[Data for the task start]

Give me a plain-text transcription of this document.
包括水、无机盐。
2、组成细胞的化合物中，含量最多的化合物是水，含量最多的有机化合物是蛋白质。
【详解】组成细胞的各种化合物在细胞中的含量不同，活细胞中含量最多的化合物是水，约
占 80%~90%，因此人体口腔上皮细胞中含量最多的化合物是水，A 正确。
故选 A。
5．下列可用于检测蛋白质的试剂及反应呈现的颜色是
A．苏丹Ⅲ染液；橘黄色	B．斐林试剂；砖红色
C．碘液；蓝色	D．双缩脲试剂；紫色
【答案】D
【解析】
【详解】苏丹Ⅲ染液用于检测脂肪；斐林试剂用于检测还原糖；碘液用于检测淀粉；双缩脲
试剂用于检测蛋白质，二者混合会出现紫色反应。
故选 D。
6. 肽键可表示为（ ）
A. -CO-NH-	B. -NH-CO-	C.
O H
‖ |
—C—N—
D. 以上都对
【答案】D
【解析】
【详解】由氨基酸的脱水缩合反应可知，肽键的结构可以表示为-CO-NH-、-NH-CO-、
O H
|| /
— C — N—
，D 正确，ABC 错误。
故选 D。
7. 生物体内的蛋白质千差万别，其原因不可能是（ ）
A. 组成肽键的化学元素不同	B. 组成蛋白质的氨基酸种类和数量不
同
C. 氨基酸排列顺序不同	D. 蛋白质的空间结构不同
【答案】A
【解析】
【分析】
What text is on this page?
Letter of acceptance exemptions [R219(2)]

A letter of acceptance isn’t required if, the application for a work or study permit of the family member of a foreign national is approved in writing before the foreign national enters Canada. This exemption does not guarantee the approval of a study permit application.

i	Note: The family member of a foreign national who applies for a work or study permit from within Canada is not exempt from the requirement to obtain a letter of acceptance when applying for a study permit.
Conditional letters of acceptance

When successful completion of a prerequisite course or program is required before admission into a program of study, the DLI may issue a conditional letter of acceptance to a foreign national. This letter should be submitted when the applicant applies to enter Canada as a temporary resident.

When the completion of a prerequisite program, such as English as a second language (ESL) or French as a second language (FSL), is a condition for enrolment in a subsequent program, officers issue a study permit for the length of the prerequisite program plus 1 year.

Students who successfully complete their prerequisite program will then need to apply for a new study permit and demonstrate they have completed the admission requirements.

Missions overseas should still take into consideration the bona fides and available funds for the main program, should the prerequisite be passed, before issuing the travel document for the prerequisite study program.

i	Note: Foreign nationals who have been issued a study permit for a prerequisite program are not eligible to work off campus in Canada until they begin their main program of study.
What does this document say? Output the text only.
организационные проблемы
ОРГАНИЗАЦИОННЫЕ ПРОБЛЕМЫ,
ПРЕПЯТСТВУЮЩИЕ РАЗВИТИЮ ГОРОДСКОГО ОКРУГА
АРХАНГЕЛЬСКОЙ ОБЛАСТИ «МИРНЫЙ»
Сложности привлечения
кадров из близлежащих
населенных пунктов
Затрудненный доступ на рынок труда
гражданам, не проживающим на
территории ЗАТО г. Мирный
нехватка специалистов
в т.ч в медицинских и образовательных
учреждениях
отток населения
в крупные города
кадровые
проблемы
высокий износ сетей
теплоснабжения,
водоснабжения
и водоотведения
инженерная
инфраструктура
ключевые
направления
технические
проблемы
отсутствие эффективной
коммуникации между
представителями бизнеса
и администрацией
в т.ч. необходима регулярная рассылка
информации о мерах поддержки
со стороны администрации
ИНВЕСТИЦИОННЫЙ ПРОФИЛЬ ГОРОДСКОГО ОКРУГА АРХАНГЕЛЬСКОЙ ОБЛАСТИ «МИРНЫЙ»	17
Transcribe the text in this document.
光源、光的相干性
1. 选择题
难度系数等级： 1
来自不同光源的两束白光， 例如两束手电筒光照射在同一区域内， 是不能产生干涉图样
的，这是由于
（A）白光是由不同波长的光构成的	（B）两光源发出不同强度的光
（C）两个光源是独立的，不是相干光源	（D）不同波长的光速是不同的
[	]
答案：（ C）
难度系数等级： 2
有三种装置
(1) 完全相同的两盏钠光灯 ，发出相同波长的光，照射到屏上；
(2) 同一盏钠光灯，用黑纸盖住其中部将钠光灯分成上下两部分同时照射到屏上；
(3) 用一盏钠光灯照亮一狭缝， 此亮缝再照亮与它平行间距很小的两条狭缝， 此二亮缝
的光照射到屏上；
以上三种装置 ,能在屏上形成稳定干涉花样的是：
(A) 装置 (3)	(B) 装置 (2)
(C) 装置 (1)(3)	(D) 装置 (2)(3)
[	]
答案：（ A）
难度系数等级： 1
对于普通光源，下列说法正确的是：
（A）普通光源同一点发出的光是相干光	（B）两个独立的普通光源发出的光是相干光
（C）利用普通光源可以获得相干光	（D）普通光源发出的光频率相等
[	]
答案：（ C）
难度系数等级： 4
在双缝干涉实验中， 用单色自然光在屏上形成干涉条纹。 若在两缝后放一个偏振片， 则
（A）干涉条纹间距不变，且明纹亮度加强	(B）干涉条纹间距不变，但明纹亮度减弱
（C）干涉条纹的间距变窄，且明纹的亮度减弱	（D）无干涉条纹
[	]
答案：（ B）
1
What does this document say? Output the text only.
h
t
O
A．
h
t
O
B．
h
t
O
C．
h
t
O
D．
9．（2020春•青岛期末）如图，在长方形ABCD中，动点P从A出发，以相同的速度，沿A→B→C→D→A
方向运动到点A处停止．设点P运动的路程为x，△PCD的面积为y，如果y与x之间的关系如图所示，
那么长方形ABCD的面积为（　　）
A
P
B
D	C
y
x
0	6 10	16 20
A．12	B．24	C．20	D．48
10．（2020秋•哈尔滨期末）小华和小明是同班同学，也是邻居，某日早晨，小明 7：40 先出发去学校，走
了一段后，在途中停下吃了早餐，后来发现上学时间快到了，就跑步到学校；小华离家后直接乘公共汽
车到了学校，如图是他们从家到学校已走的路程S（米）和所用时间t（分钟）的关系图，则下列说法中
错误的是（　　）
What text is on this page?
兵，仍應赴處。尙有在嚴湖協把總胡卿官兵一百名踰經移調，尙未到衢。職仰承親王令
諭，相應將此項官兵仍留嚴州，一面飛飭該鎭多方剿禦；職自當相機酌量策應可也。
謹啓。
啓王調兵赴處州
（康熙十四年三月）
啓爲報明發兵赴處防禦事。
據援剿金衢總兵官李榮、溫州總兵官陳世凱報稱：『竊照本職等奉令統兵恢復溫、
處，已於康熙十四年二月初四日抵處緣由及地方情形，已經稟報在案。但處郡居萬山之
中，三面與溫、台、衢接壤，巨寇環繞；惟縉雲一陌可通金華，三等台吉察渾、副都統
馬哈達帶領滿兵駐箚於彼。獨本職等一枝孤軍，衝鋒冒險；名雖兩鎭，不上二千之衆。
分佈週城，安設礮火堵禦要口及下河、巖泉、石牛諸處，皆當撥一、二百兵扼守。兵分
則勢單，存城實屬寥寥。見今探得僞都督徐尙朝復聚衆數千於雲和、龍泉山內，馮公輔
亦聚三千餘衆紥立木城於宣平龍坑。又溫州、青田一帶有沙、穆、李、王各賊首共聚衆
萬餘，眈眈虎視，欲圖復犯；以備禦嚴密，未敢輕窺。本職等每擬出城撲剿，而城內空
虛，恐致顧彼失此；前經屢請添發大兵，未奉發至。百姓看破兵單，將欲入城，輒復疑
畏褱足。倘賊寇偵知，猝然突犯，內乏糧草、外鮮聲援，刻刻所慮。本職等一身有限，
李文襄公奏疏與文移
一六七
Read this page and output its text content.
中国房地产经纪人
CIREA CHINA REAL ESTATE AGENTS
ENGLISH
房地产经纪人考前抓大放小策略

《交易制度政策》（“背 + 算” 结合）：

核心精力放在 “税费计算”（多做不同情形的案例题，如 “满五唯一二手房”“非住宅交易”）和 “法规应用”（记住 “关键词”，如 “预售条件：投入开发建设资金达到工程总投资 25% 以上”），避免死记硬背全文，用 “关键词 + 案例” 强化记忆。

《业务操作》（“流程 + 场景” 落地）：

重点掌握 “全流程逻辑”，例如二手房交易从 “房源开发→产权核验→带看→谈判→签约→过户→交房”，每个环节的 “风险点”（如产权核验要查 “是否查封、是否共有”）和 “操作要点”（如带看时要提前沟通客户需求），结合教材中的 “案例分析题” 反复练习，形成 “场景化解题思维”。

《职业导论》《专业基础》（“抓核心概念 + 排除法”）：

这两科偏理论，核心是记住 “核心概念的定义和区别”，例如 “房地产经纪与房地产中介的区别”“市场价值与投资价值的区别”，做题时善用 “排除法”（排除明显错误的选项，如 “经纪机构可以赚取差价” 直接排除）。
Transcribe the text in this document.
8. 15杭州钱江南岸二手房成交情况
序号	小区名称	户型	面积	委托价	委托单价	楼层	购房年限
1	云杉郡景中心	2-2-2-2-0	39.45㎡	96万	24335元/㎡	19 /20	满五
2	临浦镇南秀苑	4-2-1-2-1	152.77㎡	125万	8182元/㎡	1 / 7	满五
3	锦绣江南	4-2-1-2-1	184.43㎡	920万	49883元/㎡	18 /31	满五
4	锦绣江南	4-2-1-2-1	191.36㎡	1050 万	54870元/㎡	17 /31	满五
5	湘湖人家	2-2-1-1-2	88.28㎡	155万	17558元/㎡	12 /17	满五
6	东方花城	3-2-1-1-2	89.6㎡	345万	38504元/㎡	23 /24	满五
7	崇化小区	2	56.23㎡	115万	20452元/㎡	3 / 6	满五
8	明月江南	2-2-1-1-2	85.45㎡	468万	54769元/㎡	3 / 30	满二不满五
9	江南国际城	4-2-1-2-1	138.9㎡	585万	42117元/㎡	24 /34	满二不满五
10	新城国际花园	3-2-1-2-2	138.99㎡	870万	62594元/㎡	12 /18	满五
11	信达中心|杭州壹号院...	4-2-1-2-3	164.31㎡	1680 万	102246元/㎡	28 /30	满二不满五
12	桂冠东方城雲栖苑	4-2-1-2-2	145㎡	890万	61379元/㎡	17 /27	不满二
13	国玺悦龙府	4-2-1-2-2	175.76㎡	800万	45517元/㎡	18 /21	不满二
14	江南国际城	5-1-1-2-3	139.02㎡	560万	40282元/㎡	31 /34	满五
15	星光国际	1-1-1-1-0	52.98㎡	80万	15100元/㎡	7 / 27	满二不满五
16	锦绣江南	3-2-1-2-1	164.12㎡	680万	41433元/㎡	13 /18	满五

[Data for the task end]

* [What you will do]:
Copy all lines in the listing above where the string "АРХАНГЕЛЬСКОЙ" appears.

* [Exercise solution]:
АРХАНГЕЛЬСКОЙ ОБЛАСТИ «МИРНЫЙ»
ИНВЕСТИЦИОННЫЙ ПРОФИЛЬ ГОРОДСКОГО ОКРУГА АРХАНГЕЛЬСКОЙ ОБЛАСТИ «МИРНЫЙ»	17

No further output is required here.